START GIVEN INFORMATION

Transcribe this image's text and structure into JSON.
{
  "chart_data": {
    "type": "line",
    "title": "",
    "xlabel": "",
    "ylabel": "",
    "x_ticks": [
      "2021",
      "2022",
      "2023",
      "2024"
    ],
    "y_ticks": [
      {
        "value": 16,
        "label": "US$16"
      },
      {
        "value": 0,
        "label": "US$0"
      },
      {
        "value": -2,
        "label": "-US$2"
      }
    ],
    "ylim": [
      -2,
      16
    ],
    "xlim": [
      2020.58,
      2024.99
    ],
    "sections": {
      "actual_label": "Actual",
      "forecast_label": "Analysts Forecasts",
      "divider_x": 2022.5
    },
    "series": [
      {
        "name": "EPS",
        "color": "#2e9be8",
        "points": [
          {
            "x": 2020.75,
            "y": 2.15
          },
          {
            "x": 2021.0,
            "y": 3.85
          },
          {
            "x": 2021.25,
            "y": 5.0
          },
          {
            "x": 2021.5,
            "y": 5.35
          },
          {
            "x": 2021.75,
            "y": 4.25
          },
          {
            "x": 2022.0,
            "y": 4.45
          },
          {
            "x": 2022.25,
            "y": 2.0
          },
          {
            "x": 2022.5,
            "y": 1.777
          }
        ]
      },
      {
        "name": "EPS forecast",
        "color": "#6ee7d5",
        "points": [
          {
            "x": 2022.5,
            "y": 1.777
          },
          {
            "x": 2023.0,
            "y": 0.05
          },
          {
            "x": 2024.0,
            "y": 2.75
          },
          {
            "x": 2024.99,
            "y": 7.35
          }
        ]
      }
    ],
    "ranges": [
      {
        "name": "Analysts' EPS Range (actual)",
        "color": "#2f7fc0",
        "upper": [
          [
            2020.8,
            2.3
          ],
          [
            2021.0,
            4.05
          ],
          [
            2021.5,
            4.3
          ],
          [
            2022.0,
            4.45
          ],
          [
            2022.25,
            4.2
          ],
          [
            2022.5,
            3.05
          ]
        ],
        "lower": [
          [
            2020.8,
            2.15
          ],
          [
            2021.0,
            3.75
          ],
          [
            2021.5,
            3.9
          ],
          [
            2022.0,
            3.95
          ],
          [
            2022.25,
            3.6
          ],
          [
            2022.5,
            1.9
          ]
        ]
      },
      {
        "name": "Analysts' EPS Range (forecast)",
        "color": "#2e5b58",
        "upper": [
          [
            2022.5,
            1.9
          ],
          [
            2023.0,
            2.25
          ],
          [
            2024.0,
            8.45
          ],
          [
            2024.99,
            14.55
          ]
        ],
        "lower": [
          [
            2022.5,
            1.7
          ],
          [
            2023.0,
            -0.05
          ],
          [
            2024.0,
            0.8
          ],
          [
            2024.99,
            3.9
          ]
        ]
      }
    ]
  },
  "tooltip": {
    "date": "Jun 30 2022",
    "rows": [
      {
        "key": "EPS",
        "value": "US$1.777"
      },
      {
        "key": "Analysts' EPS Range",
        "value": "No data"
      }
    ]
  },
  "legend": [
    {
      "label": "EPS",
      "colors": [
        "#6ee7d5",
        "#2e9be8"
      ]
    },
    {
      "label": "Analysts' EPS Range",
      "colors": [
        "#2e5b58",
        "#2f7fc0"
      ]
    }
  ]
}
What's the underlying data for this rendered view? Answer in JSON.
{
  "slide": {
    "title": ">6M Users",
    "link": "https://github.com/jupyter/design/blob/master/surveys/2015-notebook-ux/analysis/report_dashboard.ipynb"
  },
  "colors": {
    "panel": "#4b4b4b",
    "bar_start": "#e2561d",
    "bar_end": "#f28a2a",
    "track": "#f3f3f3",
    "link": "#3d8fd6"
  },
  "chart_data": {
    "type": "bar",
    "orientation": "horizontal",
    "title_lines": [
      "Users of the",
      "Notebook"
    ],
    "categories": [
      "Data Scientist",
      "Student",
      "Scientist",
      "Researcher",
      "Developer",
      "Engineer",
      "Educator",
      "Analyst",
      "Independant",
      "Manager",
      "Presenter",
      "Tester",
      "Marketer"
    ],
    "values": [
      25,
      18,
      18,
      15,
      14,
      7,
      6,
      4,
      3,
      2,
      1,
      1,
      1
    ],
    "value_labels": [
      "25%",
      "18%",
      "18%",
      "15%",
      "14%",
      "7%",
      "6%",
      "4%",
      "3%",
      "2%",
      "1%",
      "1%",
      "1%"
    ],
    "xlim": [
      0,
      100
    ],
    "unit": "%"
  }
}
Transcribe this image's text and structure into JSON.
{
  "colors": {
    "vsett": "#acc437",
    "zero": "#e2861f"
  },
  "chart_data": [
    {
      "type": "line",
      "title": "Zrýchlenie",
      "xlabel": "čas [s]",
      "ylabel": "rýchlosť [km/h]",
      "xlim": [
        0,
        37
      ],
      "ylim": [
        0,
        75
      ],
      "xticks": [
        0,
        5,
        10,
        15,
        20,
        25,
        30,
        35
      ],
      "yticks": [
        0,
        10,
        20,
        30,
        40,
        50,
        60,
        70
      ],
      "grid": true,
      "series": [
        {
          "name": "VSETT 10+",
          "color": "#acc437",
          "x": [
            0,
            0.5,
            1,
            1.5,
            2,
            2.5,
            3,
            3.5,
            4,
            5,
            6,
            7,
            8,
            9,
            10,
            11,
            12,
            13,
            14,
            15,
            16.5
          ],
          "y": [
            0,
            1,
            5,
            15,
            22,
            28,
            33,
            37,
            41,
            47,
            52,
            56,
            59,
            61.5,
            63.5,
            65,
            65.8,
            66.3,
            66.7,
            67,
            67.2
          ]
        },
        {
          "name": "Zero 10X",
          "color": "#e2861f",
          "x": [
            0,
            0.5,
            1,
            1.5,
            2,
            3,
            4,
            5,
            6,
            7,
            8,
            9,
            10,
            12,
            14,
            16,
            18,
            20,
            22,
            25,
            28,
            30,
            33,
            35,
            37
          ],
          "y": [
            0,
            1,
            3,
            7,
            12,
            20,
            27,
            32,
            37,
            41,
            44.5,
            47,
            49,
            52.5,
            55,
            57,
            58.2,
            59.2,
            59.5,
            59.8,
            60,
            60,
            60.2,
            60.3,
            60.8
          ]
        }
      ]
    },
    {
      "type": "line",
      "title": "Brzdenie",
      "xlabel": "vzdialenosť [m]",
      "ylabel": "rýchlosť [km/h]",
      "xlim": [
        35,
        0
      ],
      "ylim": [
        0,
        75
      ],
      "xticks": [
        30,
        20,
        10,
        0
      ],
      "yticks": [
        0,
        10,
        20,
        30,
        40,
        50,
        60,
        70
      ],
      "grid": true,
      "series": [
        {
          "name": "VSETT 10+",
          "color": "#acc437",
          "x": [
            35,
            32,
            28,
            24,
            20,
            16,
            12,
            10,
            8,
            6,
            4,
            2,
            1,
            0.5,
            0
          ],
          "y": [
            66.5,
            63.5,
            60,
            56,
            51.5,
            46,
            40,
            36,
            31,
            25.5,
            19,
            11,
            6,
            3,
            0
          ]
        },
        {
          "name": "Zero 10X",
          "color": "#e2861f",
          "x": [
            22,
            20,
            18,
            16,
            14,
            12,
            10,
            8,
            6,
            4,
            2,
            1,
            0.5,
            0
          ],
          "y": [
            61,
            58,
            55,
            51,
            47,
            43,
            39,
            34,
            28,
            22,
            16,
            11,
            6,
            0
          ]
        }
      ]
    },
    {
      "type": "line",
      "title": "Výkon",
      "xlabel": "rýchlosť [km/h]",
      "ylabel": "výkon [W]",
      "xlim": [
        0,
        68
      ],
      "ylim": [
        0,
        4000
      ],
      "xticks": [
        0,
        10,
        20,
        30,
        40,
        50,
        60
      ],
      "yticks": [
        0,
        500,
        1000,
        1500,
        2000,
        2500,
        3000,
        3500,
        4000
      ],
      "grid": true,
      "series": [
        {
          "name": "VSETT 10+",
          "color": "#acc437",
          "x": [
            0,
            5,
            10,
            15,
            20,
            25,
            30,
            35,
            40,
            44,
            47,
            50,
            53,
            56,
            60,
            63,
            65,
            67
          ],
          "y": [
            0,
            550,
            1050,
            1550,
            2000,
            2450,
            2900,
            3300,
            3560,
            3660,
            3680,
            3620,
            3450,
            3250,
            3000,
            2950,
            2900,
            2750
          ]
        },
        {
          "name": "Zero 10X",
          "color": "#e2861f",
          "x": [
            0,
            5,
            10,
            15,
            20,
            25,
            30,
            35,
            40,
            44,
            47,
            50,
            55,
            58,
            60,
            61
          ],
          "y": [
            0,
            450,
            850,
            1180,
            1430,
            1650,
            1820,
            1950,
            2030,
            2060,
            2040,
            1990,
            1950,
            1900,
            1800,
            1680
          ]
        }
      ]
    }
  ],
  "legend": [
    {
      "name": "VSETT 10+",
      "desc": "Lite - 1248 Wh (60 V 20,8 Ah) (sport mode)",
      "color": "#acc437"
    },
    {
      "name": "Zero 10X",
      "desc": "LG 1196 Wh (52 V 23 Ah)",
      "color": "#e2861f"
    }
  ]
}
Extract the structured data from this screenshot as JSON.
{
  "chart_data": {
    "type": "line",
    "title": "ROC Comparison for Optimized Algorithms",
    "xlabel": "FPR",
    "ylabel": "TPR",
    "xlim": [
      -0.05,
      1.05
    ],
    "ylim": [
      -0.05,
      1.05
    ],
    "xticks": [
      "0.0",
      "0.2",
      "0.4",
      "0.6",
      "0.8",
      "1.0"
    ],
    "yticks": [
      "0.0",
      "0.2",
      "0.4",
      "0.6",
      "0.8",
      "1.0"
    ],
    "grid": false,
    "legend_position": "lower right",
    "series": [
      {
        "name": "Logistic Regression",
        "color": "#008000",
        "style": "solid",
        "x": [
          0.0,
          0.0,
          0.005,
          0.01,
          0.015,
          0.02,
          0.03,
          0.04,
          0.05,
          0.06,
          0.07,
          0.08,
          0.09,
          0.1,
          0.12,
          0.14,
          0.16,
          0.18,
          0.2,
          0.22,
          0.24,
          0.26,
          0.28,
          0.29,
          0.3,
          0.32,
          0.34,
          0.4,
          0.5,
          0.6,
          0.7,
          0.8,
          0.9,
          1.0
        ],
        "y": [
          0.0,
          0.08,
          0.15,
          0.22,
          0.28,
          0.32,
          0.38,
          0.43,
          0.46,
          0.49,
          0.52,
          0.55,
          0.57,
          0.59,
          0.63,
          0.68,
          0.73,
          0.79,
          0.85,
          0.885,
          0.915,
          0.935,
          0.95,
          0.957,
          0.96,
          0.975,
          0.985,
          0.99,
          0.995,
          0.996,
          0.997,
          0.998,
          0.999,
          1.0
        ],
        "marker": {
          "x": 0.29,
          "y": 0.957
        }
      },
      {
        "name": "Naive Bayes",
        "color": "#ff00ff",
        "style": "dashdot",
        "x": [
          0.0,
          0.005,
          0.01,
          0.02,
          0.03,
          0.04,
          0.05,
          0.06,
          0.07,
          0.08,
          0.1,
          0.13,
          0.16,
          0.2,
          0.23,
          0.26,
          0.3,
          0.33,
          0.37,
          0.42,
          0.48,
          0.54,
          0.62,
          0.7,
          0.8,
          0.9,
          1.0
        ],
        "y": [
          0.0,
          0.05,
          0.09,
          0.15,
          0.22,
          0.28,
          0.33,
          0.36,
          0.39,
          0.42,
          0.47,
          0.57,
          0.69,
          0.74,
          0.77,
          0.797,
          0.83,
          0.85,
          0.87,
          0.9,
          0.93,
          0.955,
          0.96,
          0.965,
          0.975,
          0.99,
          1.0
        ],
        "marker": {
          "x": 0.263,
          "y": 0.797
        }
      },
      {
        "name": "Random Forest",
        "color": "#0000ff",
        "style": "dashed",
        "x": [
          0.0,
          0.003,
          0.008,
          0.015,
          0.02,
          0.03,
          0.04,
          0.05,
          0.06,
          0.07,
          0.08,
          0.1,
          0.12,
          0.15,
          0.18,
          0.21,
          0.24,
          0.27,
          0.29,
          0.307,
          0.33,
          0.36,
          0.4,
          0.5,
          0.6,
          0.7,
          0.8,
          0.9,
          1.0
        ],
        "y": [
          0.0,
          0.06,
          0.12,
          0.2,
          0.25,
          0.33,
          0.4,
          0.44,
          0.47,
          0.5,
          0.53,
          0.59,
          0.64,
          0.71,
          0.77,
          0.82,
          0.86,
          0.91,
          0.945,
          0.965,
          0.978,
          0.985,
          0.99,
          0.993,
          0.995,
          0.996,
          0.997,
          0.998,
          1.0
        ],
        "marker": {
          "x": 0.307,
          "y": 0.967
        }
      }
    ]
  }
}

END GIVEN INFORMATION

→ **THE EXERCISE**:
Say how many lines in this material hold "style", and say nothing else.

→ **FINISHED TASK**:
3